━━ SOURCE DOCUMENT

September 29, 2022

Linkage Mag

Geared for the Automotive Life

What’s the Super in Supercars?

The Audrain Automobile Museum’s latest exhibit, running through May 29, 2022, poses the question of “What’s The Super In Supercars?”

Since the first widespread use of the term “Supercar,” referencing the Lamborghini Miura in 1966, manufacturers have continued to challenge performance limits in their road cars. The Ferrari F40 and Porsche 959 represented two wildly divergent solutions of significant progression in the 1980s, bringing turbocharger technology to the forefront. Many consider the 1995 McLaren F1 the greatest street car of all time, and a lot of important cars have followed in the 27 years since — most recently the 1000 horsepower all electric Tesla Model S Plaid.

On display in the museum’s gallery will be 16 Supercars, all considered to be among the finest examples of the classification. The exhibit will include one of the most radically designed supercars of all-time, a 1992 Vector W8, claimed to have 600 horsepower and a 200+ mph top speed. 

No exhibit on Supercars would be complete without a McLaren from the 1990s. The McLaren F1 was the ultimate street car of the 20th century. That was the consensus of the motoring press, and certainly McLaren’s intent. Who better to unseat Ferrari, Lamborghini, Bugatti, and Jaguar than the factory that had accumulated five consecutive Group 7 (Can Am) world championships, three Indy 500 victories and six Formula One titles?

Also worthy of note is the collection’s 1992 Ferrari F40, which back in 1987 was one of the most raw and extreme road cars ever produced.  So much so, the F40 was devoid of anything that wasn’t directly involved in the driving experience; a radio was never an option, interior door handles were substituted for thin cords and air conditioning was only available as an option of U.S.-spec cars.

━━━━
━━ SUPPLIED MATERIAL

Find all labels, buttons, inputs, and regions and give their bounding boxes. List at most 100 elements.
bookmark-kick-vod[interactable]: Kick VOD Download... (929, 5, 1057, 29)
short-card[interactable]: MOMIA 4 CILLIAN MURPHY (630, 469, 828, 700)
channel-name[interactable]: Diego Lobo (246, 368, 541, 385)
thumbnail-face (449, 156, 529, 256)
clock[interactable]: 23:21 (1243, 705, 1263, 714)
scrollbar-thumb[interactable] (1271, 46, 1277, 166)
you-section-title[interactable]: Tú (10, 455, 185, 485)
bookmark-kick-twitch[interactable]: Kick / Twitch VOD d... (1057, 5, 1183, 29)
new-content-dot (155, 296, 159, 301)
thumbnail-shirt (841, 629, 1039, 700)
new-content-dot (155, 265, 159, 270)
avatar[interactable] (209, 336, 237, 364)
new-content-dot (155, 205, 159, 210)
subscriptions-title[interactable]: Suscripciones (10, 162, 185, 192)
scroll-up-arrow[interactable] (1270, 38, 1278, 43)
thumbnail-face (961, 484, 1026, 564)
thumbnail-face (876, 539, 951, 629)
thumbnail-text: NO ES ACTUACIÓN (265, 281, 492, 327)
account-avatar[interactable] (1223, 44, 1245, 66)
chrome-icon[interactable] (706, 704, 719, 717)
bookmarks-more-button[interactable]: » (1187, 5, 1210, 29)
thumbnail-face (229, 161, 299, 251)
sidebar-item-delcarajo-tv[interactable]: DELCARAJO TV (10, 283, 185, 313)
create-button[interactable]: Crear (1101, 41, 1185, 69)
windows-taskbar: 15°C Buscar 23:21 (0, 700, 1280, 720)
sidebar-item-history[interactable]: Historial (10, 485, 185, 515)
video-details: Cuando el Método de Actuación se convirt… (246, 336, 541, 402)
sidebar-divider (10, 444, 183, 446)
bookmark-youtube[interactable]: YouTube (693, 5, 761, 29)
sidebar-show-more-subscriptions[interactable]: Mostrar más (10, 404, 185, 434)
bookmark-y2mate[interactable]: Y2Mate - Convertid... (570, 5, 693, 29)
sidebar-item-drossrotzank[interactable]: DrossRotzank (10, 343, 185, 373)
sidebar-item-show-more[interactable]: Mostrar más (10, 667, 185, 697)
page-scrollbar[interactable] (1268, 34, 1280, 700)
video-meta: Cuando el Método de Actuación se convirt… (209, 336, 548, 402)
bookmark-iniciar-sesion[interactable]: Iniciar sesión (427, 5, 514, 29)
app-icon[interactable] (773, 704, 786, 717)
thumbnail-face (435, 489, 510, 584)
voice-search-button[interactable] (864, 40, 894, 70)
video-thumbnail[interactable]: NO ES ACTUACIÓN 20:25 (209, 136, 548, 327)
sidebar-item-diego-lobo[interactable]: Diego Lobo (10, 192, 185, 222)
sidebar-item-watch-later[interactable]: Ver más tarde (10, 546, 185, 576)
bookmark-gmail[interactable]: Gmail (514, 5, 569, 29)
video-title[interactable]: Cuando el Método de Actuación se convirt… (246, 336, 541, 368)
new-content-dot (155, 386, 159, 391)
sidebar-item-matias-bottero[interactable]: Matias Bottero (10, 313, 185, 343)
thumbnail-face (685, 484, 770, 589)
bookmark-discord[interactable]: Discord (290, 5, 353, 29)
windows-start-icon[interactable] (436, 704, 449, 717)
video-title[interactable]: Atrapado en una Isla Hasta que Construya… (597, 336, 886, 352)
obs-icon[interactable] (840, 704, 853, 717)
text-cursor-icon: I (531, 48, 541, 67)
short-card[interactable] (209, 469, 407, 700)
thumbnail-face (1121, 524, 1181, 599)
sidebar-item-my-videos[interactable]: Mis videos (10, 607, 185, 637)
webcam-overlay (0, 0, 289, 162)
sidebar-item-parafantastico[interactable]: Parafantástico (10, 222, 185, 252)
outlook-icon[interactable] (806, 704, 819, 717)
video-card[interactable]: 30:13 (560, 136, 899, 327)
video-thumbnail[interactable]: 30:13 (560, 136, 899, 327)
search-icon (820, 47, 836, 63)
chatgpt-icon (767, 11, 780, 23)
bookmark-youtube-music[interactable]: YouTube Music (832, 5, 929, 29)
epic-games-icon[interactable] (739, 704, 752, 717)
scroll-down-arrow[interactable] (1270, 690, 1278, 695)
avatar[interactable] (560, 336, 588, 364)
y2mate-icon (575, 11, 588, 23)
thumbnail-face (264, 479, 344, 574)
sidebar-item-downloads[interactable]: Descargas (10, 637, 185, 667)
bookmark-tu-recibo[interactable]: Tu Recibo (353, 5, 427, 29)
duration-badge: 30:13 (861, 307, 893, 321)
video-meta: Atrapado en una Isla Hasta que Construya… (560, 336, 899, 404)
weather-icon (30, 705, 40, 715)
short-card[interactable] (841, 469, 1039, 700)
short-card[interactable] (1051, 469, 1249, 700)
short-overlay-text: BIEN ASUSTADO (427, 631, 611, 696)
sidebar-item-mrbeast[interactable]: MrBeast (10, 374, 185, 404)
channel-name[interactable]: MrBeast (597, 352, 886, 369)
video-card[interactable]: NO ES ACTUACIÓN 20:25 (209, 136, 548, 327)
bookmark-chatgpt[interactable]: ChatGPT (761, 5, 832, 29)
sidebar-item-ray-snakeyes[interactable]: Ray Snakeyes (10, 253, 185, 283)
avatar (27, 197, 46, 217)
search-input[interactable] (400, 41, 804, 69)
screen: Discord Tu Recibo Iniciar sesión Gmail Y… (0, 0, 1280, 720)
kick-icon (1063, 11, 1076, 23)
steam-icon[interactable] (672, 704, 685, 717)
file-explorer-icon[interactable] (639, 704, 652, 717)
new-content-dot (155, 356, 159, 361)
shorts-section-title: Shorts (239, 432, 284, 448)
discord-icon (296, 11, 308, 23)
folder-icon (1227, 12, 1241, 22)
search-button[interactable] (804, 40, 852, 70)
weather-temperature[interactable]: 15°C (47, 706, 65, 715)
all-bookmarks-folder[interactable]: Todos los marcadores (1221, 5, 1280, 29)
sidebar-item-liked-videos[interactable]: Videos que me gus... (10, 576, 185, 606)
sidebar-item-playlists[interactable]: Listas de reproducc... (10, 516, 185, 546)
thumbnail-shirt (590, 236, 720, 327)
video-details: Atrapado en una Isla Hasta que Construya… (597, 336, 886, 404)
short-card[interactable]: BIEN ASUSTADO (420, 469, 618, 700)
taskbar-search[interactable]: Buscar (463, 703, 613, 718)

━━━━

- **WORK REQUEST 1**
List every specific car model named in the supercars article, giving each model once.
- **WORK REQUEST 2**
Copy the passage of the supercars article word for word, starting with "Also worthy of" and going on through "of U.S.-spec cars.".

- **ANSWER SPACE 1**
Lamborghini Miura, Ferrari F40, Porsche 959, McLaren F1, Tesla Model S Plaid, Vector W8

- **ANSWER SPACE 2**
Also worthy of note is the collection’s 1992 Ferrari F40, which back in 1987 was one of the most raw and extreme road cars ever produced.  So much so, the F40 was devoid of anything that wasn’t directly involved in the driving experience; a radio was never an option, interior door handles were substituted for thin cords and air conditioning was only available as an option of U.S.-spec cars.